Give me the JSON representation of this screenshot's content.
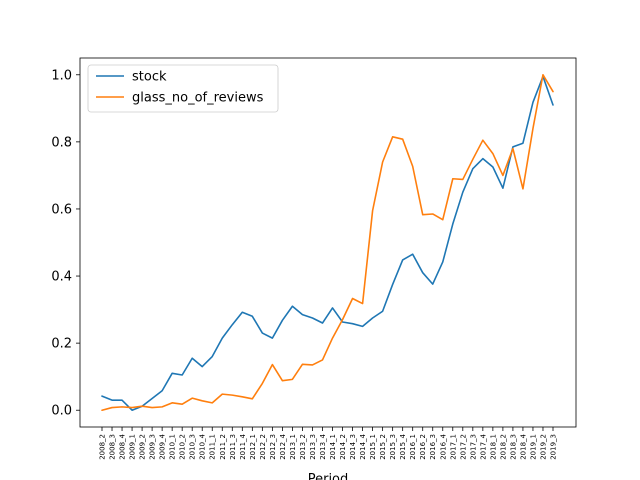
{
  "chart_data": {
    "type": "line",
    "xlabel": "Period",
    "ylabel": "",
    "title": "",
    "ylim": [
      -0.05,
      1.05
    ],
    "yticks": [
      0.0,
      0.2,
      0.4,
      0.6,
      0.8,
      1.0
    ],
    "ytick_labels": [
      "0.0",
      "0.2",
      "0.4",
      "0.6",
      "0.8",
      "1.0"
    ],
    "grid": false,
    "legend_position": "upper-left",
    "categories": [
      "2008_2",
      "2008_3",
      "2008_4",
      "2009_1",
      "2009_2",
      "2009_3",
      "2009_4",
      "2010_1",
      "2010_2",
      "2010_3",
      "2010_4",
      "2011_1",
      "2011_2",
      "2011_3",
      "2011_4",
      "2012_1",
      "2012_2",
      "2012_3",
      "2012_4",
      "2013_1",
      "2013_2",
      "2013_3",
      "2013_4",
      "2014_1",
      "2014_2",
      "2014_3",
      "2014_4",
      "2015_1",
      "2015_2",
      "2015_3",
      "2015_4",
      "2016_1",
      "2016_2",
      "2016_3",
      "2016_4",
      "2017_1",
      "2017_2",
      "2017_3",
      "2017_4",
      "2018_1",
      "2018_2",
      "2018_3",
      "2018_4",
      "2019_1",
      "2019_2",
      "2019_3"
    ],
    "series": [
      {
        "name": "stock",
        "color": "#1f77b4",
        "values": [
          0.042,
          0.03,
          0.03,
          0.0,
          0.012,
          0.035,
          0.058,
          0.11,
          0.105,
          0.155,
          0.13,
          0.16,
          0.215,
          0.255,
          0.292,
          0.28,
          0.23,
          0.215,
          0.268,
          0.31,
          0.285,
          0.275,
          0.26,
          0.305,
          0.263,
          0.258,
          0.25,
          0.275,
          0.295,
          0.375,
          0.448,
          0.465,
          0.41,
          0.376,
          0.442,
          0.555,
          0.65,
          0.72,
          0.75,
          0.725,
          0.662,
          0.785,
          0.796,
          0.918,
          0.995,
          0.91
        ]
      },
      {
        "name": "glass_no_of_reviews",
        "color": "#ff7f0e",
        "values": [
          0.0,
          0.008,
          0.01,
          0.008,
          0.012,
          0.008,
          0.01,
          0.022,
          0.018,
          0.036,
          0.028,
          0.022,
          0.048,
          0.045,
          0.04,
          0.034,
          0.08,
          0.136,
          0.088,
          0.092,
          0.137,
          0.135,
          0.15,
          0.215,
          0.27,
          0.333,
          0.318,
          0.595,
          0.74,
          0.815,
          0.808,
          0.727,
          0.583,
          0.585,
          0.568,
          0.69,
          0.688,
          0.748,
          0.805,
          0.765,
          0.7,
          0.78,
          0.66,
          0.84,
          1.0,
          0.95
        ]
      }
    ]
  }
}
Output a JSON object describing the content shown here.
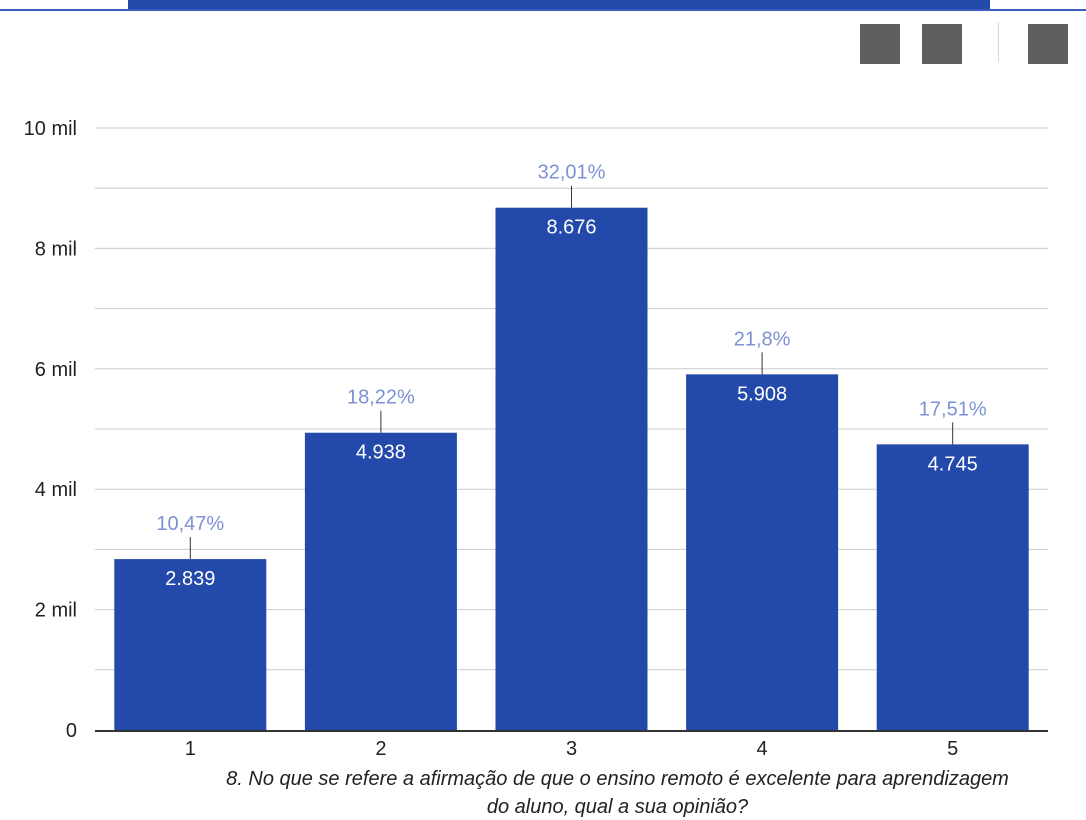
{
  "colors": {
    "bar": "#2349aa",
    "banner": "#2349aa",
    "top_rule": "#3b5dbb",
    "pct_label": "#7d92d4",
    "value_label": "#ffffff",
    "grid": "#cccccc",
    "axis": "#333333",
    "text": "#222222",
    "toolbar_button": "#5f5f5f"
  },
  "toolbar": {
    "buttons": [
      {
        "icon": "toolbar-button-1-icon"
      },
      {
        "icon": "toolbar-button-2-icon"
      },
      {
        "icon": "toolbar-button-3-icon"
      }
    ]
  },
  "chart_data": {
    "type": "bar",
    "categories": [
      "1",
      "2",
      "3",
      "4",
      "5"
    ],
    "values": [
      2839,
      4938,
      8676,
      5908,
      4745
    ],
    "value_labels": [
      "2.839",
      "4.938",
      "8.676",
      "5.908",
      "4.745"
    ],
    "percent_labels": [
      "10,47%",
      "18,22%",
      "32,01%",
      "21,8%",
      "17,51%"
    ],
    "ylim": [
      0,
      10000
    ],
    "yticks": [
      0,
      2000,
      4000,
      6000,
      8000,
      10000
    ],
    "ytick_labels": [
      "0",
      "2 mil",
      "4 mil",
      "6 mil",
      "8 mil",
      "10 mil"
    ],
    "minor_gridlines": [
      1000,
      3000,
      5000,
      7000,
      9000
    ],
    "xlabel": "8. No que se refere a afirmação de que o ensino remoto é excelente para aprendizagem do aluno, qual a sua opinião?",
    "xlabel_lines": [
      "8. No que se refere a afirmação de que o ensino remoto é excelente para aprendizagem",
      "do aluno, qual a sua opinião?"
    ],
    "ylabel": "",
    "title": "",
    "grid": true,
    "legend": "none"
  }
}
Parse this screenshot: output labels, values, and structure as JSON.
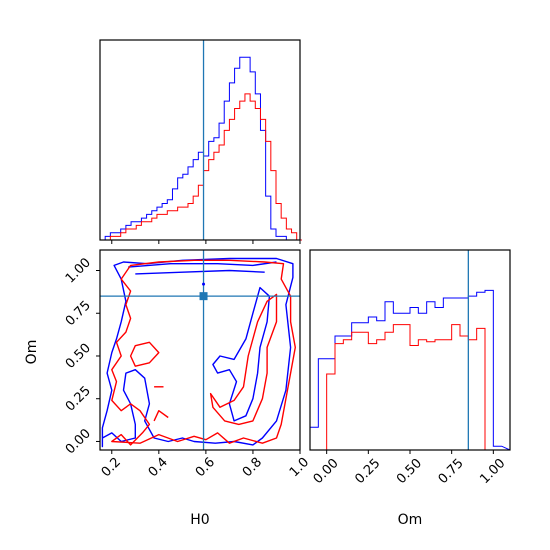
{
  "chart_data": [
    {
      "type": "histogram",
      "panel": "H0 marginal",
      "x_variable": "H0",
      "xlim": [
        0.15,
        1.0
      ],
      "bins": [
        0.15,
        0.172,
        0.194,
        0.216,
        0.238,
        0.26,
        0.282,
        0.304,
        0.326,
        0.348,
        0.37,
        0.392,
        0.414,
        0.436,
        0.458,
        0.48,
        0.502,
        0.524,
        0.546,
        0.568,
        0.59,
        0.612,
        0.634,
        0.656,
        0.678,
        0.7,
        0.722,
        0.744,
        0.766,
        0.788,
        0.81,
        0.832,
        0.854,
        0.876,
        0.898,
        0.92,
        0.942,
        0.964,
        0.986
      ],
      "series": [
        {
          "color": "#0000ff",
          "values": [
            0,
            1,
            2,
            2,
            3,
            4,
            5,
            5,
            6,
            7,
            8,
            9,
            10,
            11,
            14,
            17,
            18,
            20,
            22,
            24,
            23,
            27,
            28,
            32,
            38,
            43,
            47,
            50,
            50,
            46,
            40,
            30,
            12,
            3,
            1,
            1,
            0,
            0,
            0
          ]
        },
        {
          "color": "#ff0000",
          "values": [
            0,
            0,
            1,
            1,
            2,
            3,
            3,
            4,
            5,
            5,
            6,
            7,
            7,
            8,
            8,
            9,
            9,
            10,
            12,
            15,
            19,
            22,
            24,
            26,
            30,
            33,
            36,
            38,
            40,
            38,
            36,
            33,
            27,
            19,
            10,
            6,
            3,
            2,
            0
          ]
        }
      ],
      "truth_line": {
        "x": 0.59,
        "color": "#1f77b4"
      }
    },
    {
      "type": "contour",
      "panel": "H0 vs Om joint",
      "xlabel": "H0",
      "ylabel": "Om",
      "xlim": [
        0.15,
        1.0
      ],
      "ylim": [
        -0.05,
        1.12
      ],
      "xticks": [
        "0.2",
        "0.4",
        "0.6",
        "0.8",
        "1.0"
      ],
      "yticks": [
        "0.00",
        "0.25",
        "0.50",
        "0.75",
        "1.00"
      ],
      "series": [
        {
          "color": "#0000ff",
          "description_levels": 2
        },
        {
          "color": "#ff0000",
          "description_levels": 2
        }
      ],
      "truth_point": {
        "x": 0.59,
        "y": 0.85,
        "color": "#1f77b4"
      }
    },
    {
      "type": "histogram",
      "panel": "Om marginal",
      "xlabel": "Om",
      "xlim": [
        -0.1,
        1.1
      ],
      "xticks": [
        "0.00",
        "0.25",
        "0.50",
        "0.75",
        "1.00"
      ],
      "bins": [
        -0.1,
        -0.05,
        0.0,
        0.05,
        0.1,
        0.15,
        0.2,
        0.25,
        0.3,
        0.35,
        0.4,
        0.45,
        0.5,
        0.55,
        0.6,
        0.65,
        0.7,
        0.75,
        0.8,
        0.85,
        0.9,
        0.95,
        1.0,
        1.05
      ],
      "series": [
        {
          "color": "#0000ff",
          "values": [
            12,
            48,
            48,
            60,
            60,
            67,
            67,
            70,
            68,
            78,
            72,
            72,
            75,
            72,
            78,
            75,
            80,
            80,
            80,
            81,
            83,
            84,
            2
          ]
        },
        {
          "color": "#ff0000",
          "values": [
            0,
            0,
            40,
            56,
            58,
            62,
            62,
            56,
            58,
            62,
            66,
            66,
            55,
            58,
            57,
            58,
            58,
            66,
            60,
            58,
            64,
            0,
            0
          ]
        }
      ],
      "truth_line": {
        "x": 0.85,
        "color": "#1f77b4"
      }
    }
  ]
}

☆ ☆ ☆ ☆

__WRITTEN EXERCISE__
In the records above, how many lines include "icon"? Give that number and nothing more.

__COMPLETE RESPONSE__
3